***** DATA EXTRACT

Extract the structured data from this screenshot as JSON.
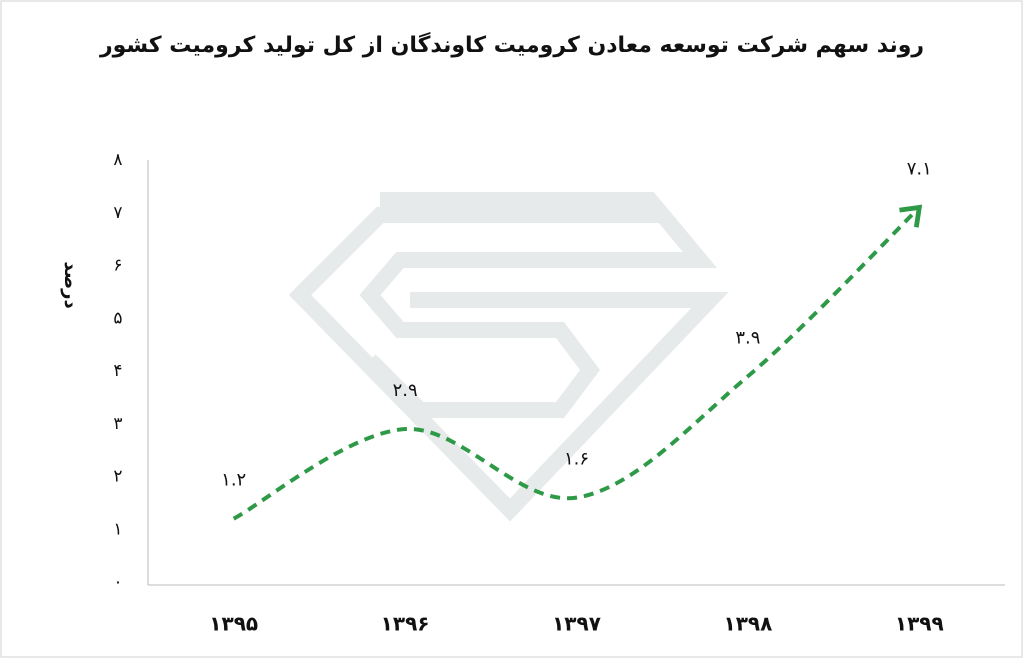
{
  "chart_data": {
    "type": "line",
    "title": "روند سهم شرکت توسعه معادن کرومیت کاوندگان  از کل تولید کرومیت کشور",
    "y_label": "درصد",
    "categories": [
      "۱۳۹۵",
      "۱۳۹۶",
      "۱۳۹۷",
      "۱۳۹۸",
      "۱۳۹۹"
    ],
    "series": [
      {
        "color": "#2e9a47",
        "values": [
          1.2,
          2.9,
          1.6,
          3.9,
          7.1
        ],
        "value_labels": [
          "۱.۲",
          "۲.۹",
          "۱.۶",
          "۳.۹",
          "۷.۱"
        ]
      }
    ],
    "ylim": [
      0,
      8
    ],
    "yticks": [
      {
        "value": 0,
        "label": "۰"
      },
      {
        "value": 1,
        "label": "۱"
      },
      {
        "value": 2,
        "label": "۲"
      },
      {
        "value": 3,
        "label": "۳"
      },
      {
        "value": 4,
        "label": "۴"
      },
      {
        "value": 5,
        "label": "۵"
      },
      {
        "value": 6,
        "label": "۶"
      },
      {
        "value": 7,
        "label": "۷"
      },
      {
        "value": 8,
        "label": "۸"
      }
    ],
    "smooth": true
  }
}
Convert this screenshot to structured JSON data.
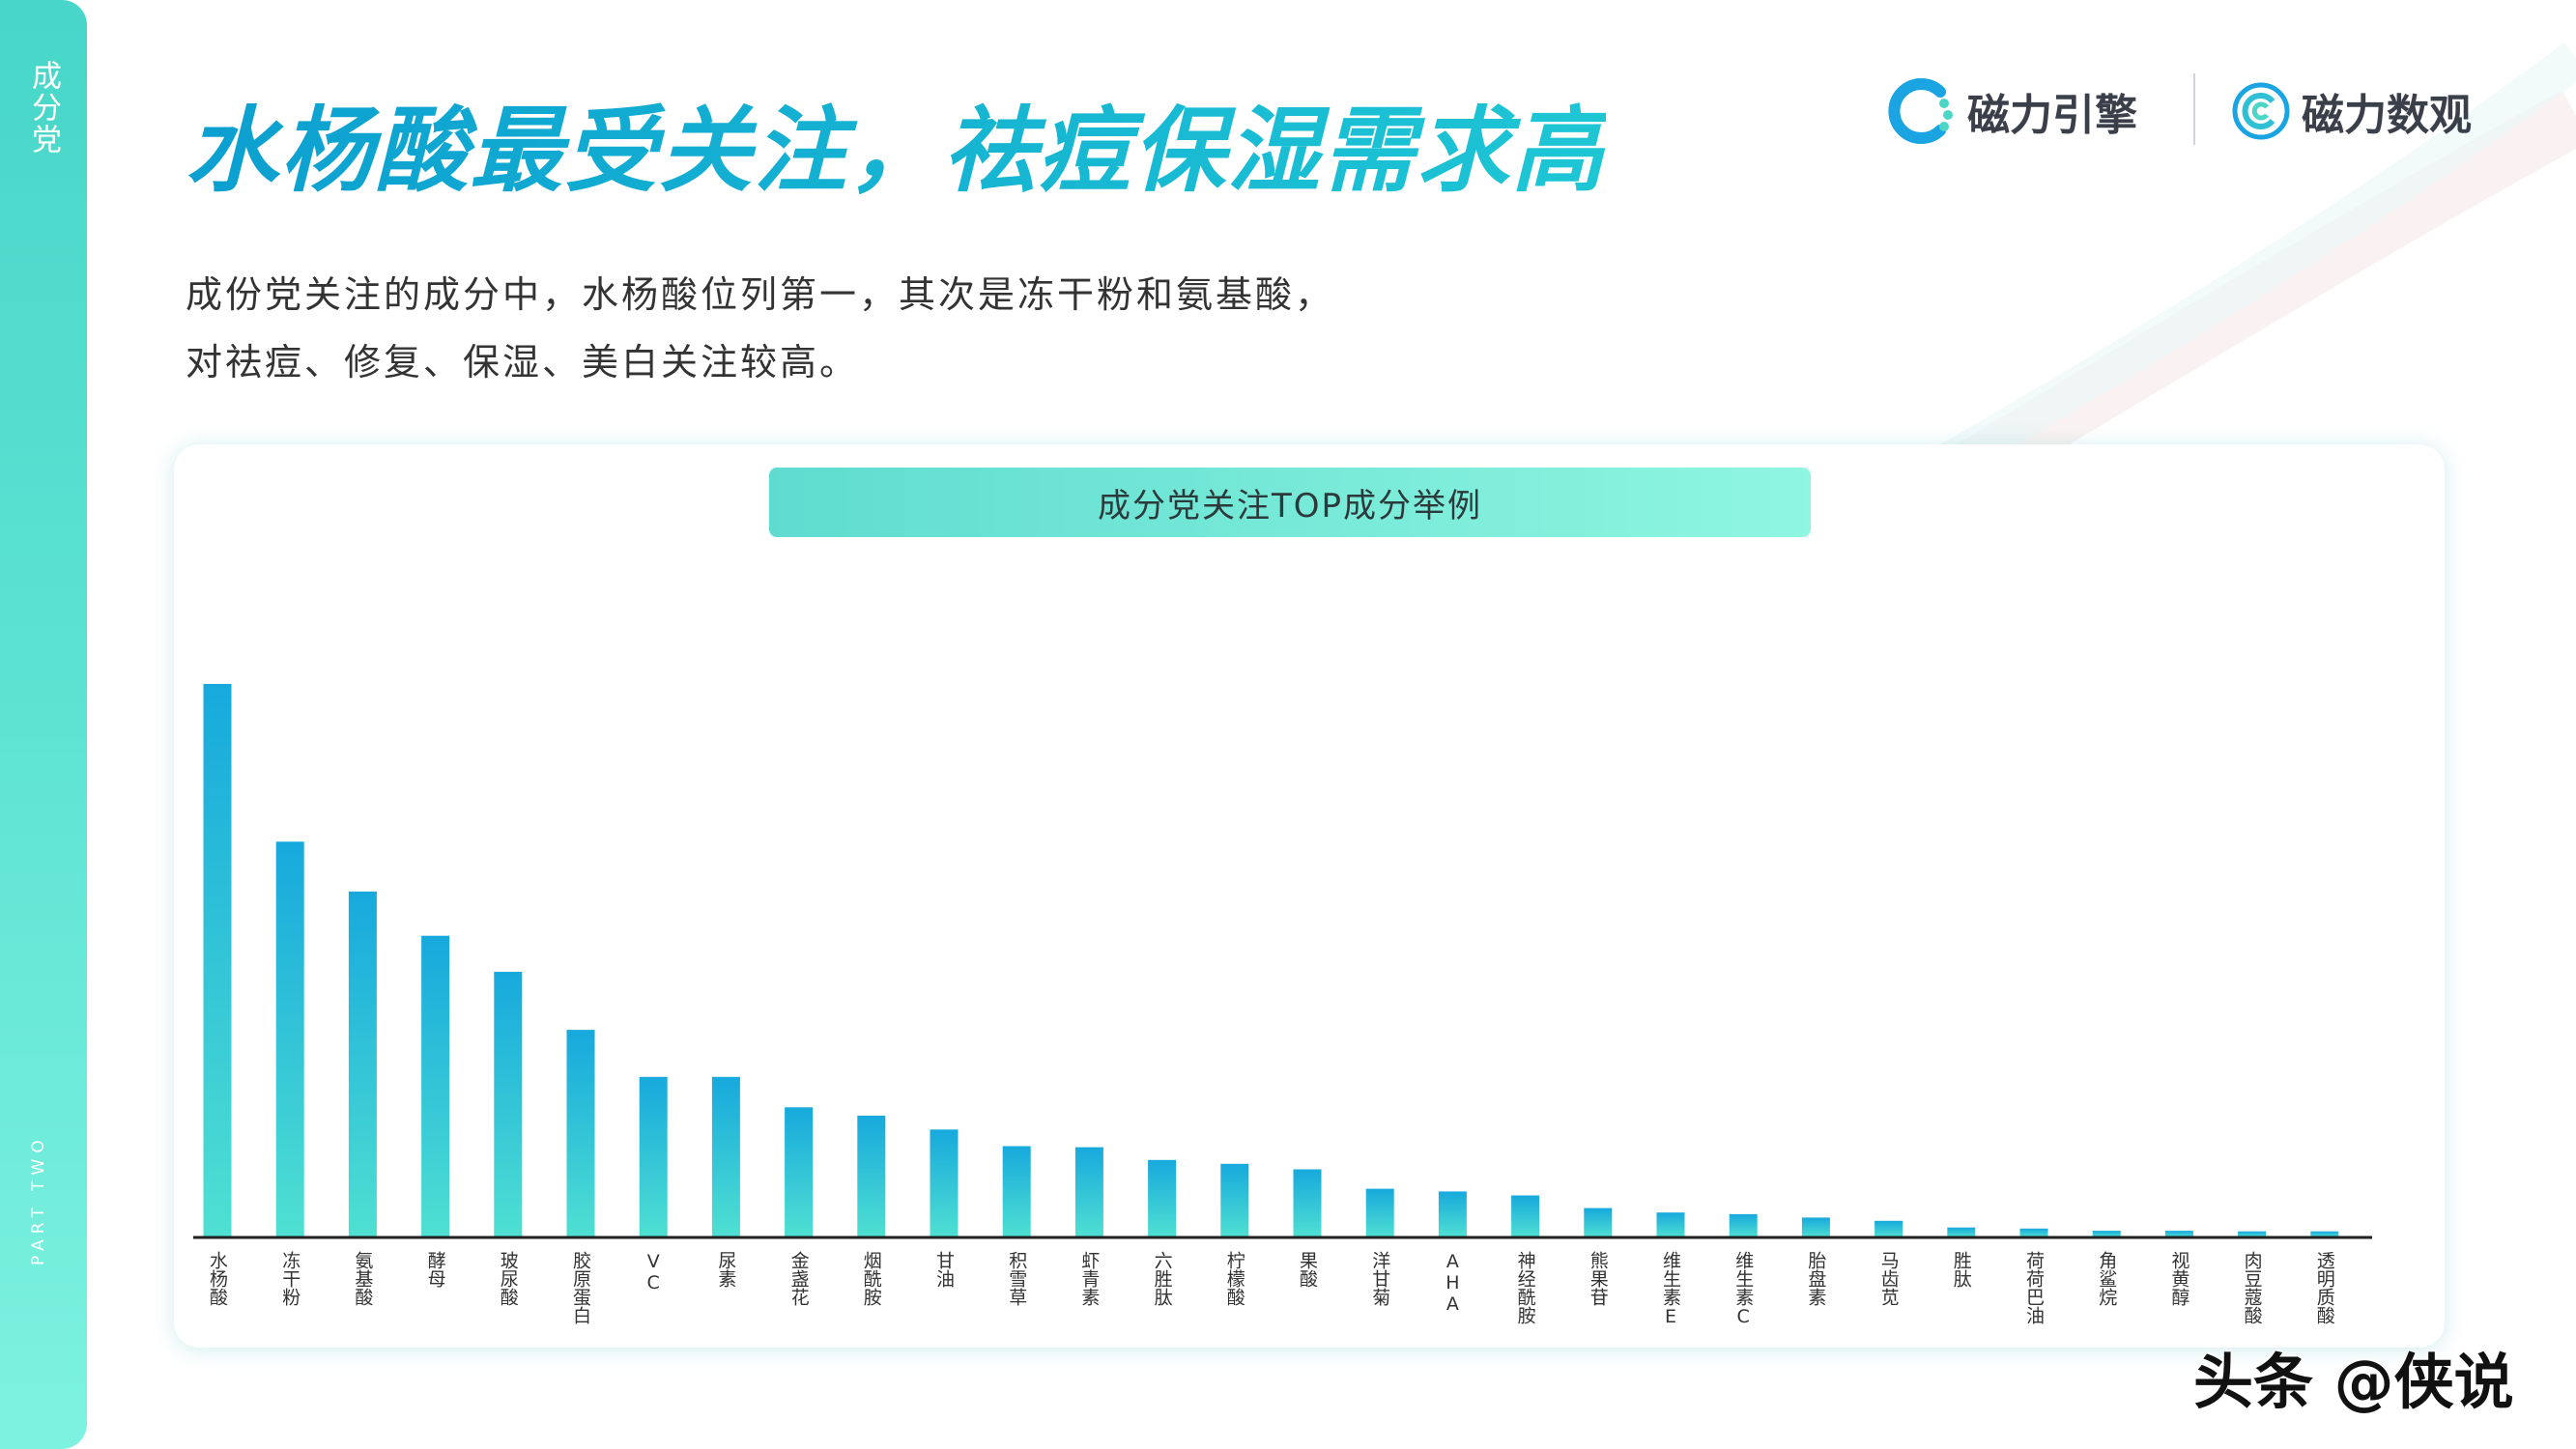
{
  "sidebar": {
    "section": "成分党",
    "part": "PART TWO"
  },
  "header": {
    "title": "水杨酸最受关注，祛痘保湿需求高",
    "logo1": "磁力引擎",
    "logo2": "磁力数观"
  },
  "subtitle": {
    "line1": "成份党关注的成分中，水杨酸位列第一，其次是冻干粉和氨基酸，",
    "line2": "对祛痘、修复、保湿、美白关注较高。"
  },
  "watermark": "头条 @侠说",
  "colors": {
    "accent": "#17b8cc",
    "bar_top": "#17a9dc",
    "bar_bottom": "#4fe0d2",
    "axis": "#222222"
  },
  "chart_data": {
    "type": "bar",
    "title": "成分党关注TOP成分举例",
    "xlabel": "",
    "ylabel": "",
    "categories": [
      "水杨酸",
      "冻干粉",
      "氨基酸",
      "酵母",
      "玻尿酸",
      "胶原蛋白",
      "VC",
      "尿素",
      "金盏花",
      "烟酰胺",
      "甘油",
      "积雪草",
      "虾青素",
      "六胜肽",
      "柠檬酸",
      "果酸",
      "洋甘菊",
      "AHA",
      "神经酰胺",
      "熊果苷",
      "维生素E",
      "维生素C",
      "胎盘素",
      "马齿苋",
      "胜肽",
      "荷荷巴油",
      "角鲨烷",
      "视黄醇",
      "肉豆蔻酸",
      "透明质酸"
    ],
    "values": [
      100,
      71.5,
      62.5,
      54.5,
      48,
      37.5,
      29,
      29,
      23.5,
      22,
      19.5,
      16.5,
      16.3,
      14,
      13.3,
      12.3,
      8.8,
      8.3,
      7.6,
      5.3,
      4.5,
      4.2,
      3.6,
      3,
      1.8,
      1.6,
      1.2,
      1.2,
      1.1,
      1.1
    ],
    "ylim": [
      0,
      100
    ],
    "grid": false,
    "legend": "none"
  }
}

**********

What you return should match the records above word for word, minus the pictures.

ANSWER TO THIS EXERCISE =
Extract the structured data from this screenshot as JSON.
{
  "chart_data": {
    "type": "line",
    "title": "روند سهم شرکت توسعه معادن کرومیت کاوندگان  از کل تولید کرومیت کشور",
    "y_label": "درصد",
    "categories": [
      "۱۳۹۵",
      "۱۳۹۶",
      "۱۳۹۷",
      "۱۳۹۸",
      "۱۳۹۹"
    ],
    "series": [
      {
        "color": "#2e9a47",
        "values": [
          1.2,
          2.9,
          1.6,
          3.9,
          7.1
        ],
        "value_labels": [
          "۱.۲",
          "۲.۹",
          "۱.۶",
          "۳.۹",
          "۷.۱"
        ]
      }
    ],
    "ylim": [
      0,
      8
    ],
    "yticks": [
      {
        "value": 0,
        "label": "۰"
      },
      {
        "value": 1,
        "label": "۱"
      },
      {
        "value": 2,
        "label": "۲"
      },
      {
        "value": 3,
        "label": "۳"
      },
      {
        "value": 4,
        "label": "۴"
      },
      {
        "value": 5,
        "label": "۵"
      },
      {
        "value": 6,
        "label": "۶"
      },
      {
        "value": 7,
        "label": "۷"
      },
      {
        "value": 8,
        "label": "۸"
      }
    ],
    "smooth": true
  }
}
Convert this screenshot to structured JSON data.
{
  "sidebar": {
    "section": "成分党",
    "part": "PART TWO"
  },
  "header": {
    "title": "水杨酸最受关注，祛痘保湿需求高",
    "logo1": "磁力引擎",
    "logo2": "磁力数观"
  },
  "subtitle": {
    "line1": "成份党关注的成分中，水杨酸位列第一，其次是冻干粉和氨基酸，",
    "line2": "对祛痘、修复、保湿、美白关注较高。"
  },
  "watermark": "头条 @侠说",
  "colors": {
    "accent": "#17b8cc",
    "bar_top": "#17a9dc",
    "bar_bottom": "#4fe0d2",
    "axis": "#222222"
  },
  "chart_data": {
    "type": "bar",
    "title": "成分党关注TOP成分举例",
    "xlabel": "",
    "ylabel": "",
    "categories": [
      "水杨酸",
      "冻干粉",
      "氨基酸",
      "酵母",
      "玻尿酸",
      "胶原蛋白",
      "VC",
      "尿素",
      "金盏花",
      "烟酰胺",
      "甘油",
      "积雪草",
      "虾青素",
      "六胜肽",
      "柠檬酸",
      "果酸",
      "洋甘菊",
      "AHA",
      "神经酰胺",
      "熊果苷",
      "维生素E",
      "维生素C",
      "胎盘素",
      "马齿苋",
      "胜肽",
      "荷荷巴油",
      "角鲨烷",
      "视黄醇",
      "肉豆蔻酸",
      "透明质酸"
    ],
    "values": [
      100,
      71.5,
      62.5,
      54.5,
      48,
      37.5,
      29,
      29,
      23.5,
      22,
      19.5,
      16.5,
      16.3,
      14,
      13.3,
      12.3,
      8.8,
      8.3,
      7.6,
      5.3,
      4.5,
      4.2,
      3.6,
      3,
      1.8,
      1.6,
      1.2,
      1.2,
      1.1,
      1.1
    ],
    "ylim": [
      0,
      100
    ],
    "grid": false,
    "legend": "none"
  }
}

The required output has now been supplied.